* CHALLENGE
Below is a listing; reproduce each line of it exactly.

++++++++++++++++++++

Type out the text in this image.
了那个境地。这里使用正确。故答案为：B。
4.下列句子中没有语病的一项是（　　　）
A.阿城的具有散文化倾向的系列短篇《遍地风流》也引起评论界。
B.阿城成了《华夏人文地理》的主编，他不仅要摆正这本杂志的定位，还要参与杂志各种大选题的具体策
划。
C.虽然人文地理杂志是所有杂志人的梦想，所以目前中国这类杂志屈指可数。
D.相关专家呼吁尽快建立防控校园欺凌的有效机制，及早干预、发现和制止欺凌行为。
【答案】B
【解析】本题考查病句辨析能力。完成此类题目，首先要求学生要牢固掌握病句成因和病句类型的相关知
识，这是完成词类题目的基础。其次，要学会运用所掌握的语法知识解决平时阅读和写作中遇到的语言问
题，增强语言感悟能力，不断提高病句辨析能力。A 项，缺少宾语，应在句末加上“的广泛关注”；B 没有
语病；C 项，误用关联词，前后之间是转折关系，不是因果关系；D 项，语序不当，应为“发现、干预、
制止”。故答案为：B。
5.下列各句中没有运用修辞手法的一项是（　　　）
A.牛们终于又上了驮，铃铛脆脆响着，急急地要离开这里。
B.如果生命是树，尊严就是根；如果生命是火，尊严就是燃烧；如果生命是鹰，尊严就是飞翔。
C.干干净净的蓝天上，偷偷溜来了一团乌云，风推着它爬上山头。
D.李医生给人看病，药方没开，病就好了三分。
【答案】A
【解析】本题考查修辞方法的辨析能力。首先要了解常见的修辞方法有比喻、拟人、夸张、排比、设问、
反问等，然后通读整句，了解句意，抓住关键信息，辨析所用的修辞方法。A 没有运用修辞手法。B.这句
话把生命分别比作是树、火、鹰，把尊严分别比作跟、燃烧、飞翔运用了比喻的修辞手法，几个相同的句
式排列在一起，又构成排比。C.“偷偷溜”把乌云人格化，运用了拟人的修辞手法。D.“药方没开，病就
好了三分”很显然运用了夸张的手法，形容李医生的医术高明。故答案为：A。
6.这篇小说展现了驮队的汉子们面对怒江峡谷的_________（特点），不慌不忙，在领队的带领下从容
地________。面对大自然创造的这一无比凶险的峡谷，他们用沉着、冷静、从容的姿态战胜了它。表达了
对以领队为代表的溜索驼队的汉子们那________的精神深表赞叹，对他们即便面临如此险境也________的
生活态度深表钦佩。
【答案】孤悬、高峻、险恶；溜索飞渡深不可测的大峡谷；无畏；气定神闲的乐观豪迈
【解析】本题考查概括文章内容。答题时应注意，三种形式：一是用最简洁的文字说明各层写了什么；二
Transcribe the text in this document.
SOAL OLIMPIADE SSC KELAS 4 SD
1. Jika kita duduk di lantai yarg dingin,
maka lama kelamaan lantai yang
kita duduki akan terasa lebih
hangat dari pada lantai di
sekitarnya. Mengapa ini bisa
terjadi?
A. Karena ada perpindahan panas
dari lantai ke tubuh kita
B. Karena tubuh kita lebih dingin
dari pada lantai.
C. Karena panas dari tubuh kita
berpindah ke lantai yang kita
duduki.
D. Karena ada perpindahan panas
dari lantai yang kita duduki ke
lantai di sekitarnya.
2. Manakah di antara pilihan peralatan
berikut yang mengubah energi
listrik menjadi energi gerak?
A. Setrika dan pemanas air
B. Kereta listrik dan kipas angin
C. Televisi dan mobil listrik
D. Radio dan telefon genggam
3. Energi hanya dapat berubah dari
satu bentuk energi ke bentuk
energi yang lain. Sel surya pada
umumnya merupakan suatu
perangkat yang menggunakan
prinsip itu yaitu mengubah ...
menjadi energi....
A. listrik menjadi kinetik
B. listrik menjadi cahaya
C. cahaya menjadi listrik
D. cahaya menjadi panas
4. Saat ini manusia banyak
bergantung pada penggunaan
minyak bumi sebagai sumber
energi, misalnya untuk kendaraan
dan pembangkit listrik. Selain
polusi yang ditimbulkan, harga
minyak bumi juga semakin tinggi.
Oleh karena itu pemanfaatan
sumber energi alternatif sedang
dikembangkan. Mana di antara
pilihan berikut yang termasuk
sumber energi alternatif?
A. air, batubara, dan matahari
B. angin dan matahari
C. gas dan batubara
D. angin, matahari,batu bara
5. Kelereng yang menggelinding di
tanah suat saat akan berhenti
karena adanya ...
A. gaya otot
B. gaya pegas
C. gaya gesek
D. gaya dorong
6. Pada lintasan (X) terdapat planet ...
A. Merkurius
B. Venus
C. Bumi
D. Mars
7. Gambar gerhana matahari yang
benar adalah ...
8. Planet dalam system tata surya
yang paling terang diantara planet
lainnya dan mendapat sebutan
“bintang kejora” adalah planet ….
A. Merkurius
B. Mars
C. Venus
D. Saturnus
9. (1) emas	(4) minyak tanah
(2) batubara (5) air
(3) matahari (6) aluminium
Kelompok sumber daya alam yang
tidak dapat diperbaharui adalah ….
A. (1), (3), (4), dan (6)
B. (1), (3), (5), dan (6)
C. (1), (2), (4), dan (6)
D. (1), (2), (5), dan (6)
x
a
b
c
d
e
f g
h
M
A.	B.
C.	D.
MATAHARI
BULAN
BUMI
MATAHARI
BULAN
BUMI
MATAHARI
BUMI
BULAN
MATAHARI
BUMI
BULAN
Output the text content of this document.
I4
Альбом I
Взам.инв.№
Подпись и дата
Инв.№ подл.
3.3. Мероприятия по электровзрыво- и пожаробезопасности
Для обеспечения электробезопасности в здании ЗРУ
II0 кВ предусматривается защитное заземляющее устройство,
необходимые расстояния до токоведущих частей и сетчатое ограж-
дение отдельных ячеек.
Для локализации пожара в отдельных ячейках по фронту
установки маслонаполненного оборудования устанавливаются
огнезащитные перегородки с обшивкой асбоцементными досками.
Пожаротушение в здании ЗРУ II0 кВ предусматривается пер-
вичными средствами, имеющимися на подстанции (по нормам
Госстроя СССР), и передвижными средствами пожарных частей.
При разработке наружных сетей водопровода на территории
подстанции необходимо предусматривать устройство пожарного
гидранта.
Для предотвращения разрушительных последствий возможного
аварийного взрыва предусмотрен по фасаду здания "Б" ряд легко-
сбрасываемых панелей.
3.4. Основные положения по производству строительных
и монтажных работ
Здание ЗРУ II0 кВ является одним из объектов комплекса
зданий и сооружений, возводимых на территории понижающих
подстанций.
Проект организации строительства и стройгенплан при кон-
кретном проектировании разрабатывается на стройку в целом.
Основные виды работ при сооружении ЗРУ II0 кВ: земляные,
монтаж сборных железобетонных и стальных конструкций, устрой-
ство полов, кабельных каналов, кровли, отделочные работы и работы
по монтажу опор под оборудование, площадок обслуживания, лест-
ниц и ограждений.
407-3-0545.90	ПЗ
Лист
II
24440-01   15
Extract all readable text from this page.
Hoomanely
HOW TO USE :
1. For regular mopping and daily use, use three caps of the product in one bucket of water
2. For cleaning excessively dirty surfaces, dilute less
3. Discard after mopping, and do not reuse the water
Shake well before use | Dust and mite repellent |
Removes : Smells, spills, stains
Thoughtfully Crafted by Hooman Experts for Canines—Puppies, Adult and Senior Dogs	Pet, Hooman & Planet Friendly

++++++++++++++++++++

* EXPECTED OUTPUT
Type out the text in this image.
了那个境地。这里使用正确。故答案为：B。
4.下列句子中没有语病的一项是（　　　）
A.阿城的具有散文化倾向的系列短篇《遍地风流》也引起评论界。
B.阿城成了《华夏人文地理》的主编，他不仅要摆正这本杂志的定位，还要参与杂志各种大选题的具体策
划。
C.虽然人文地理杂志是所有杂志人的梦想，所以目前中国这类杂志屈指可数。
D.相关专家呼吁尽快建立防控校园欺凌的有效机制，及早干预、发现和制止欺凌行为。
【答案】B
【解析】本题考查病句辨析能力。完成此类题目，首先要求学生要牢固掌握病句成因和病句类型的相关知
识，这是完成词类题目的基础。其次，要学会运用所掌握的语法知识解决平时阅读和写作中遇到的语言问
题，增强语言感悟能力，不断提高病句辨析能力。A 项，缺少宾语，应在句末加上“的广泛关注”；B 没有
语病；C 项，误用关联词，前后之间是转折关系，不是因果关系；D 项，语序不当，应为“发现、干预、
制止”。故答案为：B。
5.下列各句中没有运用修辞手法的一项是（　　　）
A.牛们终于又上了驮，铃铛脆脆响着，急急地要离开这里。
B.如果生命是树，尊严就是根；如果生命是火，尊严就是燃烧；如果生命是鹰，尊严就是飞翔。
C.干干净净的蓝天上，偷偷溜来了一团乌云，风推着它爬上山头。
D.李医生给人看病，药方没开，病就好了三分。
【答案】A
【解析】本题考查修辞方法的辨析能力。首先要了解常见的修辞方法有比喻、拟人、夸张、排比、设问、
反问等，然后通读整句，了解句意，抓住关键信息，辨析所用的修辞方法。A 没有运用修辞手法。B.这句
话把生命分别比作是树、火、鹰，把尊严分别比作跟、燃烧、飞翔运用了比喻的修辞手法，几个相同的句
式排列在一起，又构成排比。C.“偷偷溜”把乌云人格化，运用了拟人的修辞手法。D.“药方没开，病就
好了三分”很显然运用了夸张的手法，形容李医生的医术高明。故答案为：A。
6.这篇小说展现了驮队的汉子们面对怒江峡谷的_________（特点），不慌不忙，在领队的带领下从容
地________。面对大自然创造的这一无比凶险的峡谷，他们用沉着、冷静、从容的姿态战胜了它。表达了
对以领队为代表的溜索驼队的汉子们那________的精神深表赞叹，对他们即便面临如此险境也________的
生活态度深表钦佩。
【答案】孤悬、高峻、险恶；溜索飞渡深不可测的大峡谷；无畏；气定神闲的乐观豪迈
【解析】本题考查概括文章内容。答题时应注意，三种形式：一是用最简洁的文字说明各层写了什么；二
Transcribe the text in this document.
SOAL OLIMPIADE SSC KELAS 4 SD
1. Jika kita duduk di lantai yarg dingin,
maka lama kelamaan lantai yang
kita duduki akan terasa lebih
hangat dari pada lantai di
sekitarnya. Mengapa ini bisa
terjadi?
A. Karena ada perpindahan panas
dari lantai ke tubuh kita
B. Karena tubuh kita lebih dingin
dari pada lantai.
C. Karena panas dari tubuh kita
berpindah ke lantai yang kita
duduki.
D. Karena ada perpindahan panas
dari lantai yang kita duduki ke
lantai di sekitarnya.
2. Manakah di antara pilihan peralatan
berikut yang mengubah energi
listrik menjadi energi gerak?
A. Setrika dan pemanas air
B. Kereta listrik dan kipas angin
C. Televisi dan mobil listrik
D. Radio dan telefon genggam
3. Energi hanya dapat berubah dari
satu bentuk energi ke bentuk
energi yang lain. Sel surya pada
umumnya merupakan suatu
perangkat yang menggunakan
prinsip itu yaitu mengubah ...
menjadi energi....
A. listrik menjadi kinetik
B. listrik menjadi cahaya
C. cahaya menjadi listrik
D. cahaya menjadi panas
4. Saat ini manusia banyak
bergantung pada penggunaan
minyak bumi sebagai sumber
energi, misalnya untuk kendaraan
dan pembangkit listrik. Selain
polusi yang ditimbulkan, harga
minyak bumi juga semakin tinggi.
Oleh karena itu pemanfaatan
sumber energi alternatif sedang
dikembangkan. Mana di antara
pilihan berikut yang termasuk
sumber energi alternatif?
A. air, batubara, dan matahari
B. angin dan matahari
C. gas dan batubara
D. angin, matahari,batu bara
5. Kelereng yang menggelinding di
tanah suat saat akan berhenti
karena adanya ...
A. gaya otot
B. gaya pegas
C. gaya gesek
D. gaya dorong
6. Pada lintasan (X) terdapat planet ...
A. Merkurius
B. Venus
C. Bumi
D. Mars
7. Gambar gerhana matahari yang
benar adalah ...
8. Planet dalam system tata surya
yang paling terang diantara planet
lainnya dan mendapat sebutan
“bintang kejora” adalah planet ….
A. Merkurius
B. Mars
C. Venus
D. Saturnus
9. (1) emas	(4) minyak tanah
(2) batubara (5) air
(3) matahari (6) aluminium
Kelompok sumber daya alam yang
tidak dapat diperbaharui adalah ….
A. (1), (3), (4), dan (6)
B. (1), (3), (5), dan (6)
C. (1), (2), (4), dan (6)
D. (1), (2), (5), dan (6)
x
a
b
c
d
e
f g
h
M
A.	B.
C.	D.
MATAHARI
BULAN
BUMI
MATAHARI
BULAN
BUMI
MATAHARI
BUMI
BULAN
MATAHARI
BUMI
BULAN
Output the text content of this document.
I4
Альбом I
Взам.инв.№
Подпись и дата
Инв.№ подл.
3.3. Мероприятия по электровзрыво- и пожаробезопасности
Для обеспечения электробезопасности в здании ЗРУ
II0 кВ предусматривается защитное заземляющее устройство,
необходимые расстояния до токоведущих частей и сетчатое ограж-
дение отдельных ячеек.
Для локализации пожара в отдельных ячейках по фронту
установки маслонаполненного оборудования устанавливаются
огнезащитные перегородки с обшивкой асбоцементными досками.
Пожаротушение в здании ЗРУ II0 кВ предусматривается пер-
вичными средствами, имеющимися на подстанции (по нормам
Госстроя СССР), и передвижными средствами пожарных частей.
При разработке наружных сетей водопровода на территории
подстанции необходимо предусматривать устройство пожарного
гидранта.
Для предотвращения разрушительных последствий возможного
аварийного взрыва предусмотрен по фасаду здания "Б" ряд легко-
сбрасываемых панелей.
3.4. Основные положения по производству строительных
и монтажных работ
Здание ЗРУ II0 кВ является одним из объектов комплекса
зданий и сооружений, возводимых на территории понижающих
подстанций.
Проект организации строительства и стройгенплан при кон-
кретном проектировании разрабатывается на стройку в целом.
Основные виды работ при сооружении ЗРУ II0 кВ: земляные,
монтаж сборных железобетонных и стальных конструкций, устрой-
ство полов, кабельных каналов, кровли, отделочные работы и работы
по монтажу опор под оборудование, площадок обслуживания, лест-
ниц и ограждений.
407-3-0545.90	ПЗ
Лист
II
24440-01   15
Extract all readable text from this page.
Hoomanely
HOW TO USE :
1. For regular mopping and daily use, use three caps of the product in one bucket of water
2. For cleaning excessively dirty surfaces, dilute less
3. Discard after mopping, and do not reuse the water
Shake well before use | Dust and mite repellent |
Removes : Smells, spills, stains
Thoughtfully Crafted by Hooman Experts for Canines—Puppies, Adult and Senior Dogs	Pet, Hooman & Planet Friendly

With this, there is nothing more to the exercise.